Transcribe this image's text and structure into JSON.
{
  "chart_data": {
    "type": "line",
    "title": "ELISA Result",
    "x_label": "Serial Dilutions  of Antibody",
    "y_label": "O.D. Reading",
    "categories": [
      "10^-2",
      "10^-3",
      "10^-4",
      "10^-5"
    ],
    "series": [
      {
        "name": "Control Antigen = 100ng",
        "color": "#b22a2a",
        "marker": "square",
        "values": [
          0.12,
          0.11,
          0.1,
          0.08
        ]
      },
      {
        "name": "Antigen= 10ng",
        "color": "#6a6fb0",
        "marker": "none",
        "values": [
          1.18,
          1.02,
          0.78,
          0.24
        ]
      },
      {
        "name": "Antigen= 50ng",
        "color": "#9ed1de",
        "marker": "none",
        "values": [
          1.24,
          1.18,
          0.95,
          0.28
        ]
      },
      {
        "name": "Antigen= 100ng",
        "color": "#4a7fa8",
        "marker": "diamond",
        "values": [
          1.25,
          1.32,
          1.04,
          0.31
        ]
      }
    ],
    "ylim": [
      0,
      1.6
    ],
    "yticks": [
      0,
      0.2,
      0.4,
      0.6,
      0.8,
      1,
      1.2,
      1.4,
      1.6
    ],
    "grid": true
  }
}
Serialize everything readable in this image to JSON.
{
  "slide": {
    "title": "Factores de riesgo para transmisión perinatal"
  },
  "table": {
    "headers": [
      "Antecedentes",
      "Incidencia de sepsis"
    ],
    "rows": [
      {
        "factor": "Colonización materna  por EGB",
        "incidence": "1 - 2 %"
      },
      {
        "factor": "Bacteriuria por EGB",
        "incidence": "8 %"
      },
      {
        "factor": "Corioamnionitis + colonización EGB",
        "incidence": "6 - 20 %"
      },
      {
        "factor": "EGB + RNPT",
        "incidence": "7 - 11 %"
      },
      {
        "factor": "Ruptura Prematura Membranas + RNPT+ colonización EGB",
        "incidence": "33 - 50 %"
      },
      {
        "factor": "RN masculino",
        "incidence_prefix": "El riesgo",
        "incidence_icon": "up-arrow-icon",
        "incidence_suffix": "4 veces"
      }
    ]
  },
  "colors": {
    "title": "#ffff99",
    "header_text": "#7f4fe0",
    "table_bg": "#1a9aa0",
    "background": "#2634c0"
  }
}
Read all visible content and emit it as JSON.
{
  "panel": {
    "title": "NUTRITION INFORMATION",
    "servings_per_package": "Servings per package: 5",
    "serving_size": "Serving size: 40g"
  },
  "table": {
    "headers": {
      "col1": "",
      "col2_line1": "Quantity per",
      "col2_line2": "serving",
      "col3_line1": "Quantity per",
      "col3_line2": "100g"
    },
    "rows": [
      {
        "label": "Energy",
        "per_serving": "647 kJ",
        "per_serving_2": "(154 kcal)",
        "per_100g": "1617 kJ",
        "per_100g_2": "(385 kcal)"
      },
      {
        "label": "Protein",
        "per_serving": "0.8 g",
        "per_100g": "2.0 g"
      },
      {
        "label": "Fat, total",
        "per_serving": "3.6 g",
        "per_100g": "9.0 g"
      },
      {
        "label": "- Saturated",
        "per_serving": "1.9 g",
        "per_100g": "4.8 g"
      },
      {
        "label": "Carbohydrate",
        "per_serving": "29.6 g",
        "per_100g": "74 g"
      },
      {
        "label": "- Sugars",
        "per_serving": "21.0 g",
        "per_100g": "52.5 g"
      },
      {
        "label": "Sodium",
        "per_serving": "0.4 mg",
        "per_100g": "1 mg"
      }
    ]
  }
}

◇ ◇ ◇ ◇

- BRIEF: Each entry must appear again in the answer exactly as written.

- ANSWER SECTION:
Transcribe this image's text and structure into JSON.
{
  "chart_data": {
    "type": "line",
    "title": "ELISA Result",
    "x_label": "Serial Dilutions  of Antibody",
    "y_label": "O.D. Reading",
    "categories": [
      "10^-2",
      "10^-3",
      "10^-4",
      "10^-5"
    ],
    "series": [
      {
        "name": "Control Antigen = 100ng",
        "color": "#b22a2a",
        "marker": "square",
        "values": [
          0.12,
          0.11,
          0.1,
          0.08
        ]
      },
      {
        "name": "Antigen= 10ng",
        "color": "#6a6fb0",
        "marker": "none",
        "values": [
          1.18,
          1.02,
          0.78,
          0.24
        ]
      },
      {
        "name": "Antigen= 50ng",
        "color": "#9ed1de",
        "marker": "none",
        "values": [
          1.24,
          1.18,
          0.95,
          0.28
        ]
      },
      {
        "name": "Antigen= 100ng",
        "color": "#4a7fa8",
        "marker": "diamond",
        "values": [
          1.25,
          1.32,
          1.04,
          0.31
        ]
      }
    ],
    "ylim": [
      0,
      1.6
    ],
    "yticks": [
      0,
      0.2,
      0.4,
      0.6,
      0.8,
      1,
      1.2,
      1.4,
      1.6
    ],
    "grid": true
  }
}
Serialize everything readable in this image to JSON.
{
  "slide": {
    "title": "Factores de riesgo para transmisión perinatal"
  },
  "table": {
    "headers": [
      "Antecedentes",
      "Incidencia de sepsis"
    ],
    "rows": [
      {
        "factor": "Colonización materna  por EGB",
        "incidence": "1 - 2 %"
      },
      {
        "factor": "Bacteriuria por EGB",
        "incidence": "8 %"
      },
      {
        "factor": "Corioamnionitis + colonización EGB",
        "incidence": "6 - 20 %"
      },
      {
        "factor": "EGB + RNPT",
        "incidence": "7 - 11 %"
      },
      {
        "factor": "Ruptura Prematura Membranas + RNPT+ colonización EGB",
        "incidence": "33 - 50 %"
      },
      {
        "factor": "RN masculino",
        "incidence_prefix": "El riesgo",
        "incidence_icon": "up-arrow-icon",
        "incidence_suffix": "4 veces"
      }
    ]
  },
  "colors": {
    "title": "#ffff99",
    "header_text": "#7f4fe0",
    "table_bg": "#1a9aa0",
    "background": "#2634c0"
  }
}
Read all visible content and emit it as JSON.
{
  "panel": {
    "title": "NUTRITION INFORMATION",
    "servings_per_package": "Servings per package: 5",
    "serving_size": "Serving size: 40g"
  },
  "table": {
    "headers": {
      "col1": "",
      "col2_line1": "Quantity per",
      "col2_line2": "serving",
      "col3_line1": "Quantity per",
      "col3_line2": "100g"
    },
    "rows": [
      {
        "label": "Energy",
        "per_serving": "647 kJ",
        "per_serving_2": "(154 kcal)",
        "per_100g": "1617 kJ",
        "per_100g_2": "(385 kcal)"
      },
      {
        "label": "Protein",
        "per_serving": "0.8 g",
        "per_100g": "2.0 g"
      },
      {
        "label": "Fat, total",
        "per_serving": "3.6 g",
        "per_100g": "9.0 g"
      },
      {
        "label": "- Saturated",
        "per_serving": "1.9 g",
        "per_100g": "4.8 g"
      },
      {
        "label": "Carbohydrate",
        "per_serving": "29.6 g",
        "per_100g": "74 g"
      },
      {
        "label": "- Sugars",
        "per_serving": "21.0 g",
        "per_100g": "52.5 g"
      },
      {
        "label": "Sodium",
        "per_serving": "0.4 mg",
        "per_100g": "1 mg"
      }
    ]
  }
}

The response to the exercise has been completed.